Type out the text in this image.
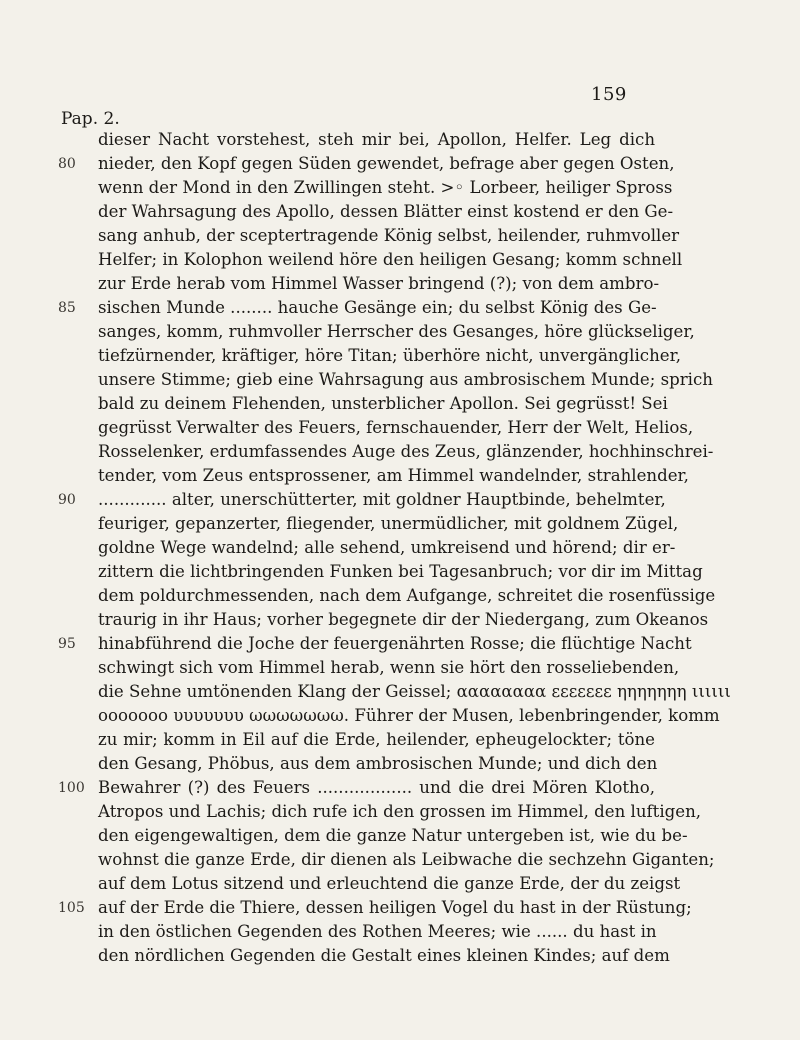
159
Pap. 2.
dieser Nacht vorstehest, steh mir bei, Apollon, Helfer. Leg dich
80	nieder, den Kopf gegen Süden gewendet, befrage aber gegen Osten,
wenn der Mond in den Zwillingen steht. >◦ Lorbeer, heiliger Spross
der Wahrsagung des Apollo, dessen Blätter einst kostend er den Ge-
sang anhub, der sceptertragende König selbst, heilender, ruhmvoller
Helfer; in Kolophon weilend höre den heiligen Gesang; komm schnell
zur Erde herab vom Himmel Wasser bringend (?); von dem ambro-
85	sischen Munde ........ hauche Gesänge ein; du selbst König des Ge-
sanges, komm, ruhmvoller Herrscher des Gesanges, höre glückseliger,
tiefzürnender, kräftiger, höre Titan; überhöre nicht, unvergänglicher,
unsere Stimme; gieb eine Wahrsagung aus ambrosischem Munde; sprich
bald zu deinem Flehenden, unsterblicher Apollon. Sei gegrüsst! Sei
gegrüsst Verwalter des Feuers, fernschauender, Herr der Welt, Helios,
Rosselenker, erdumfassendes Auge des Zeus, glänzender, hochhinschrei-
tender, vom Zeus entsprossener, am Himmel wandelnder, strahlender,
90	............. alter, unerschütterter, mit goldner Hauptbinde, behelmter,
feuriger, gepanzerter, fliegender, unermüdlicher, mit goldnem Zügel,
goldne Wege wandelnd; alle sehend, umkreisend und hörend; dir er-
zittern die lichtbringenden Funken bei Tagesanbruch; vor dir im Mittag
dem poldurchmessenden, nach dem Aufgange, schreitet die rosenfüssige
traurig in ihr Haus; vorher begegnete dir der Niedergang, zum Okeanos
95	hinabführend die Joche der feuergenährten Rosse; die flüchtige Nacht
schwingt sich vom Himmel herab, wenn sie hört den rosseliebenden,
die Sehne umtönenden Klang der Geissel; αααααααα εεεεεεε ηηηηηηη ιιιιιι
οοοοοοο υυυυυυυ ωωωωωωω. Führer der Musen, lebenbringender, komm
zu mir; komm in Eil auf die Erde, heilender, epheugelockter; töne
den Gesang, Phöbus, aus dem ambrosischen Munde; und dich den
100 Bewahrer (?) des Feuers .................. und die drei Mören Klotho,
Atropos und Lachis; dich rufe ich den grossen im Himmel, den luftigen,
den eigengewaltigen, dem die ganze Natur untergeben ist, wie du be-
wohnst die ganze Erde, dir dienen als Leibwache die sechzehn Giganten;
auf dem Lotus sitzend und erleuchtend die ganze Erde, der du zeigst
105 auf der Erde die Thiere, dessen heiligen Vogel du hast in der Rüstung;
in den östlichen Gegenden des Rothen Meeres; wie ...... du hast in
den nördlichen Gegenden die Gestalt eines kleinen Kindes; auf dem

******************************

→ REQUIRED TASK: Reproduce each entry verbatim, excluding any embedded images.

→ EXERCISE OUTPUT:
Type out the text in this image.
159
Pap. 2.
dieser Nacht vorstehest, steh mir bei, Apollon, Helfer. Leg dich
80	nieder, den Kopf gegen Süden gewendet, befrage aber gegen Osten,
wenn der Mond in den Zwillingen steht. >◦ Lorbeer, heiliger Spross
der Wahrsagung des Apollo, dessen Blätter einst kostend er den Ge-
sang anhub, der sceptertragende König selbst, heilender, ruhmvoller
Helfer; in Kolophon weilend höre den heiligen Gesang; komm schnell
zur Erde herab vom Himmel Wasser bringend (?); von dem ambro-
85	sischen Munde ........ hauche Gesänge ein; du selbst König des Ge-
sanges, komm, ruhmvoller Herrscher des Gesanges, höre glückseliger,
tiefzürnender, kräftiger, höre Titan; überhöre nicht, unvergänglicher,
unsere Stimme; gieb eine Wahrsagung aus ambrosischem Munde; sprich
bald zu deinem Flehenden, unsterblicher Apollon. Sei gegrüsst! Sei
gegrüsst Verwalter des Feuers, fernschauender, Herr der Welt, Helios,
Rosselenker, erdumfassendes Auge des Zeus, glänzender, hochhinschrei-
tender, vom Zeus entsprossener, am Himmel wandelnder, strahlender,
90	............. alter, unerschütterter, mit goldner Hauptbinde, behelmter,
feuriger, gepanzerter, fliegender, unermüdlicher, mit goldnem Zügel,
goldne Wege wandelnd; alle sehend, umkreisend und hörend; dir er-
zittern die lichtbringenden Funken bei Tagesanbruch; vor dir im Mittag
dem poldurchmessenden, nach dem Aufgange, schreitet die rosenfüssige
traurig in ihr Haus; vorher begegnete dir der Niedergang, zum Okeanos
95	hinabführend die Joche der feuergenährten Rosse; die flüchtige Nacht
schwingt sich vom Himmel herab, wenn sie hört den rosseliebenden,
die Sehne umtönenden Klang der Geissel; αααααααα εεεεεεε ηηηηηηη ιιιιιι
οοοοοοο υυυυυυυ ωωωωωωω. Führer der Musen, lebenbringender, komm
zu mir; komm in Eil auf die Erde, heilender, epheugelockter; töne
den Gesang, Phöbus, aus dem ambrosischen Munde; und dich den
100 Bewahrer (?) des Feuers .................. und die drei Mören Klotho,
Atropos und Lachis; dich rufe ich den grossen im Himmel, den luftigen,
den eigengewaltigen, dem die ganze Natur untergeben ist, wie du be-
wohnst die ganze Erde, dir dienen als Leibwache die sechzehn Giganten;
auf dem Lotus sitzend und erleuchtend die ganze Erde, der du zeigst
105 auf der Erde die Thiere, dessen heiligen Vogel du hast in der Rüstung;
in den östlichen Gegenden des Rothen Meeres; wie ...... du hast in
den nördlichen Gegenden die Gestalt eines kleinen Kindes; auf dem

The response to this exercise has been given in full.